■ Dataset entries:
§
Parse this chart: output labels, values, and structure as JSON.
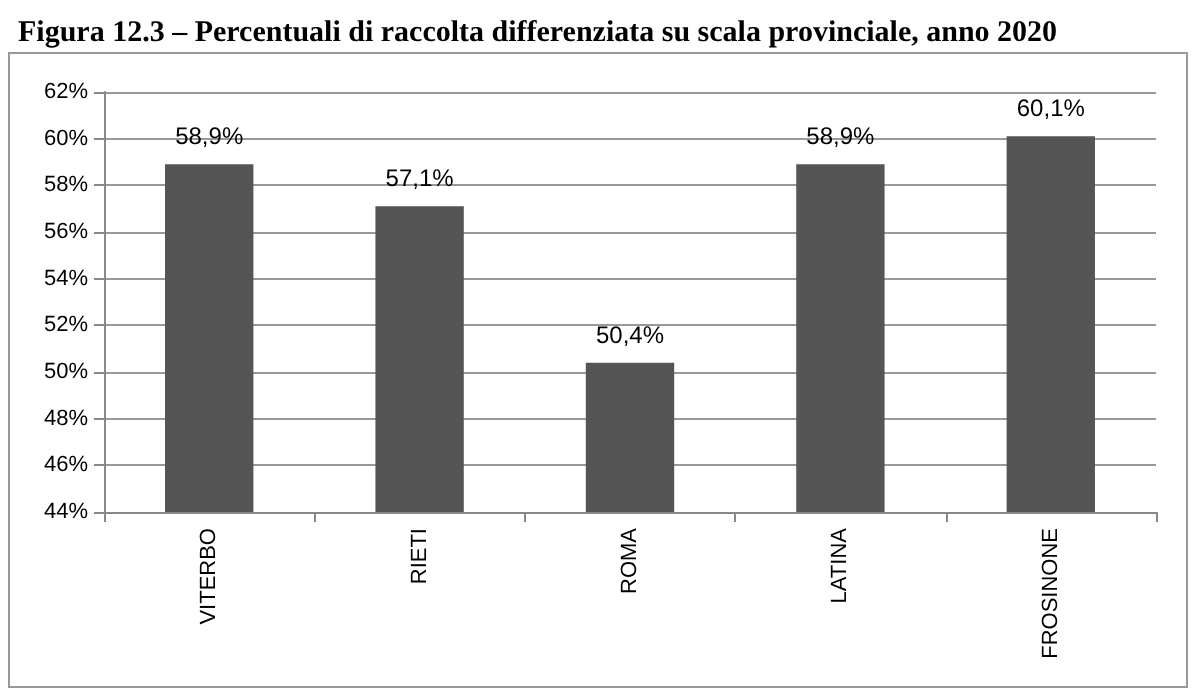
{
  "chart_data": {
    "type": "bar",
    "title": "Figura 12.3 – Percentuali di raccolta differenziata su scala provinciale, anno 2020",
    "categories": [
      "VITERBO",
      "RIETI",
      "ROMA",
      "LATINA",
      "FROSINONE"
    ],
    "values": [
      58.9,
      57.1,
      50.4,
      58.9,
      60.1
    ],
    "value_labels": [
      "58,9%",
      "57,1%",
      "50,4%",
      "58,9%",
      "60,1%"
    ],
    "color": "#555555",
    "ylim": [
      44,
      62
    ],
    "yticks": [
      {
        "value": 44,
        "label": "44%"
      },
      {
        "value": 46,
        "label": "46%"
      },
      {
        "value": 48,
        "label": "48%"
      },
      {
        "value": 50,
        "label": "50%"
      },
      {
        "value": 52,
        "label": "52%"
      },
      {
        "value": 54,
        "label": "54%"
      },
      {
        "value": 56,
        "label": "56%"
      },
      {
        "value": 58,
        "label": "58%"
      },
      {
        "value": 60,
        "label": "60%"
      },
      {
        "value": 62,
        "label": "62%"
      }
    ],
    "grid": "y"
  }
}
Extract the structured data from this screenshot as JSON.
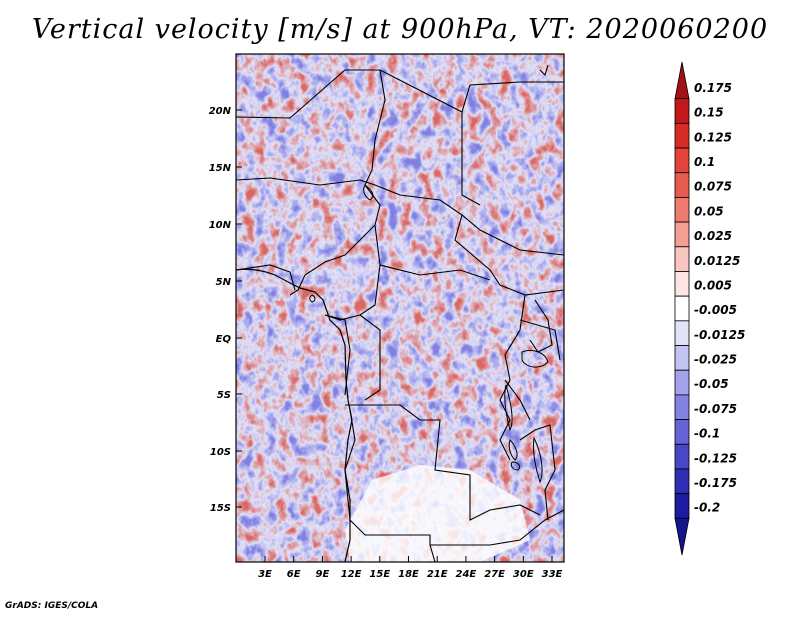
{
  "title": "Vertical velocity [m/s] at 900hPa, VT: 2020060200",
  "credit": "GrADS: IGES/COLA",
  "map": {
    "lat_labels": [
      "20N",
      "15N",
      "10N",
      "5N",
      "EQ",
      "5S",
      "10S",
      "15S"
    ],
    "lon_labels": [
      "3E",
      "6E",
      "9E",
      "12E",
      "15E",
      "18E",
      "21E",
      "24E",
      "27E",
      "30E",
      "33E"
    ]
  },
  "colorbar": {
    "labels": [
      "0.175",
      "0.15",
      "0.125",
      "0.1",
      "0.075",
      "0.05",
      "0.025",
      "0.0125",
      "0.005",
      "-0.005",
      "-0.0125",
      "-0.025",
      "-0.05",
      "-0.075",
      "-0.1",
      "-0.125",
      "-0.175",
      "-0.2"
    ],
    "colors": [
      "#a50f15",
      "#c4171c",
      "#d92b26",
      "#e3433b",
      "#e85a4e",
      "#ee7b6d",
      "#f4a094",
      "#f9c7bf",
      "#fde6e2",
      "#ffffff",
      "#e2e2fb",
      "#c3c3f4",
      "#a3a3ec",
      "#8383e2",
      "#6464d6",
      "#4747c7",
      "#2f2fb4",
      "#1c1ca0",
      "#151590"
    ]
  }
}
§
■ Your objective: Write out word for word every line from the line with "Extract the structured" through the final line of the records, both included, skipping the pictures.

■ The response:
Extract the structured data from this screenshot as JSON.
{
  "title": "Vertical velocity [m/s] at 900hPa, VT: 2020060200",
  "credit": "GrADS: IGES/COLA",
  "map": {
    "lat_labels": [
      "20N",
      "15N",
      "10N",
      "5N",
      "EQ",
      "5S",
      "10S",
      "15S"
    ],
    "lon_labels": [
      "3E",
      "6E",
      "9E",
      "12E",
      "15E",
      "18E",
      "21E",
      "24E",
      "27E",
      "30E",
      "33E"
    ]
  },
  "colorbar": {
    "labels": [
      "0.175",
      "0.15",
      "0.125",
      "0.1",
      "0.075",
      "0.05",
      "0.025",
      "0.0125",
      "0.005",
      "-0.005",
      "-0.0125",
      "-0.025",
      "-0.05",
      "-0.075",
      "-0.1",
      "-0.125",
      "-0.175",
      "-0.2"
    ],
    "colors": [
      "#a50f15",
      "#c4171c",
      "#d92b26",
      "#e3433b",
      "#e85a4e",
      "#ee7b6d",
      "#f4a094",
      "#f9c7bf",
      "#fde6e2",
      "#ffffff",
      "#e2e2fb",
      "#c3c3f4",
      "#a3a3ec",
      "#8383e2",
      "#6464d6",
      "#4747c7",
      "#2f2fb4",
      "#1c1ca0",
      "#151590"
    ]
  }
}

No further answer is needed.